Gather the lines below that include the string "Venae", copying each in full.

DATASET EXTRACT -
+ + + +

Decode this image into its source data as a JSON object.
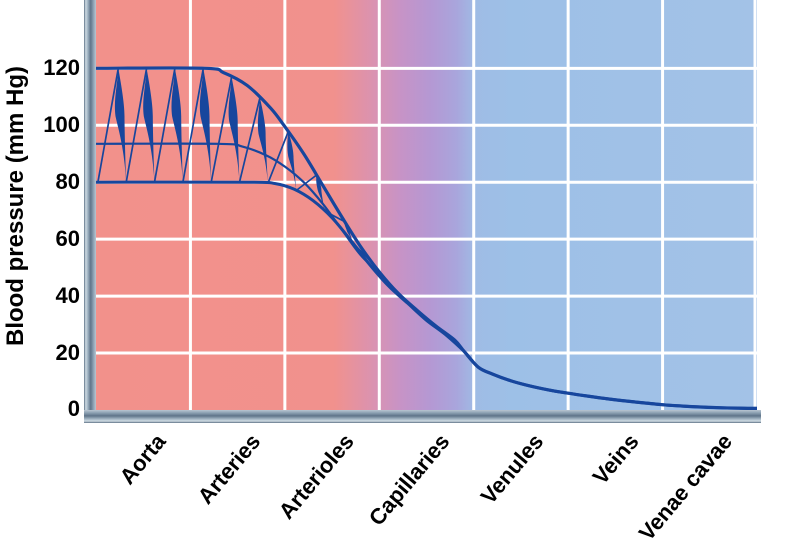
{
  "page": {
    "background": "#ffffff"
  },
  "chart_data": {
    "type": "line",
    "title": "",
    "xlabel": "",
    "ylabel": "Blood pressure (mm Hg)",
    "ylim": [
      0,
      144
    ],
    "yticks_top_to_bottom": [
      120,
      100,
      80,
      60,
      40,
      20,
      0
    ],
    "grid": "on-white",
    "legend": "none",
    "categories": [
      "Aorta",
      "Arteries",
      "Arterioles",
      "Capillaries",
      "Venules",
      "Veins",
      "Venae cavae"
    ],
    "x_axis_note": "x in category units, 0 = left edge of Aorta, 7 = right edge of Venae cavae",
    "series": [
      {
        "name": "systolic-envelope",
        "points": [
          [
            0,
            120
          ],
          [
            1.15,
            120
          ],
          [
            1.35,
            118.5
          ],
          [
            1.6,
            114
          ],
          [
            1.85,
            106
          ],
          [
            2.0,
            99.5
          ],
          [
            2.2,
            90
          ],
          [
            2.4,
            79
          ],
          [
            2.6,
            68
          ],
          [
            2.8,
            57.5
          ],
          [
            3.0,
            48.5
          ],
          [
            3.2,
            41
          ],
          [
            3.4,
            35
          ],
          [
            3.6,
            29.5
          ],
          [
            3.8,
            24.5
          ],
          [
            3.9,
            20.5
          ],
          [
            4.05,
            15
          ],
          [
            4.2,
            12.6
          ],
          [
            4.4,
            10.2
          ],
          [
            4.6,
            8.4
          ],
          [
            4.8,
            7.0
          ],
          [
            5.0,
            5.9
          ],
          [
            5.2,
            4.9
          ],
          [
            5.4,
            4.0
          ],
          [
            5.6,
            3.2
          ],
          [
            5.8,
            2.5
          ],
          [
            6.0,
            1.85
          ],
          [
            6.2,
            1.4
          ],
          [
            6.4,
            1.05
          ],
          [
            6.6,
            0.8
          ],
          [
            6.8,
            0.65
          ],
          [
            7.0,
            0.55
          ]
        ]
      },
      {
        "name": "mean-pressure",
        "points": [
          [
            0,
            93.5
          ],
          [
            1.3,
            93.5
          ],
          [
            1.55,
            92.5
          ],
          [
            1.8,
            89.5
          ],
          [
            2.0,
            85.5
          ],
          [
            2.2,
            80
          ],
          [
            2.4,
            72.5
          ],
          [
            2.6,
            63.5
          ],
          [
            2.8,
            54.5
          ],
          [
            3.0,
            47.9
          ],
          [
            3.2,
            40.7
          ],
          [
            3.4,
            34.7
          ],
          [
            3.6,
            29.2
          ],
          [
            3.8,
            24
          ],
          [
            3.9,
            20.5
          ],
          [
            4.05,
            15
          ],
          [
            4.2,
            12.6
          ],
          [
            4.4,
            10.2
          ],
          [
            4.6,
            8.4
          ],
          [
            4.8,
            7.0
          ],
          [
            5.0,
            5.9
          ],
          [
            5.2,
            4.9
          ],
          [
            5.4,
            4.0
          ],
          [
            5.6,
            3.2
          ],
          [
            5.8,
            2.5
          ],
          [
            6.0,
            1.85
          ],
          [
            6.2,
            1.4
          ],
          [
            6.4,
            1.05
          ],
          [
            6.6,
            0.8
          ],
          [
            6.8,
            0.65
          ],
          [
            7.0,
            0.55
          ]
        ]
      },
      {
        "name": "diastolic-envelope",
        "points": [
          [
            0,
            80
          ],
          [
            1.6,
            80
          ],
          [
            1.9,
            79.5
          ],
          [
            2.1,
            77.5
          ],
          [
            2.3,
            73.5
          ],
          [
            2.5,
            67.5
          ],
          [
            2.7,
            59.5
          ],
          [
            2.9,
            51
          ],
          [
            3.1,
            43.5
          ],
          [
            3.3,
            37.5
          ],
          [
            3.5,
            31.5
          ],
          [
            3.7,
            26.5
          ],
          [
            3.9,
            20.5
          ],
          [
            4.05,
            15
          ],
          [
            4.2,
            12.6
          ],
          [
            4.4,
            10.2
          ],
          [
            4.6,
            8.4
          ],
          [
            4.8,
            7.0
          ],
          [
            5.0,
            5.9
          ],
          [
            5.2,
            4.9
          ],
          [
            5.4,
            4.0
          ],
          [
            5.6,
            3.2
          ],
          [
            5.8,
            2.5
          ],
          [
            6.0,
            1.85
          ],
          [
            6.2,
            1.4
          ],
          [
            6.4,
            1.05
          ],
          [
            6.6,
            0.8
          ],
          [
            6.8,
            0.65
          ],
          [
            7.0,
            0.55
          ]
        ]
      }
    ],
    "pulse": {
      "description": "pulsatile waveform oscillating between diastolic and systolic envelopes, damping out through the arterioles",
      "period_units": 0.3,
      "upstroke_fraction": 0.72,
      "start_unit": 0.02,
      "min_amplitude_mmHg": 3
    },
    "colors": {
      "curve": "#17469d",
      "grid": "#ffffff",
      "tick_label": "#000000",
      "bg_arterial": "#f2918b",
      "bg_capillary": "#b598d3",
      "bg_venous": "#a3c2e7",
      "bg_stops": [
        {
          "offset": 0,
          "color": "#f2918b"
        },
        {
          "offset": 0.36,
          "color": "#f1918d"
        },
        {
          "offset": 0.425,
          "color": "#d893b4"
        },
        {
          "offset": 0.46,
          "color": "#c793c6"
        },
        {
          "offset": 0.505,
          "color": "#b598d3"
        },
        {
          "offset": 0.545,
          "color": "#a9a5dc"
        },
        {
          "offset": 0.575,
          "color": "#9fbce5"
        },
        {
          "offset": 0.63,
          "color": "#9dc0e7"
        },
        {
          "offset": 1,
          "color": "#a3c2e7"
        }
      ],
      "axis_bar_stops": [
        {
          "offset": 0,
          "color": "#b9c6d1"
        },
        {
          "offset": 0.22,
          "color": "#8ba0b2"
        },
        {
          "offset": 0.45,
          "color": "#5f7489"
        },
        {
          "offset": 0.68,
          "color": "#9fb2c1"
        },
        {
          "offset": 0.85,
          "color": "#cfdbe3"
        },
        {
          "offset": 1,
          "color": "#5d7085"
        }
      ]
    }
  }
}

+ + + +

RESPONSE -
      "Venae cavae"
    "x_axis_note": "x in category units, 0 = left edge of Aorta, 7 = right edge of Venae cavae",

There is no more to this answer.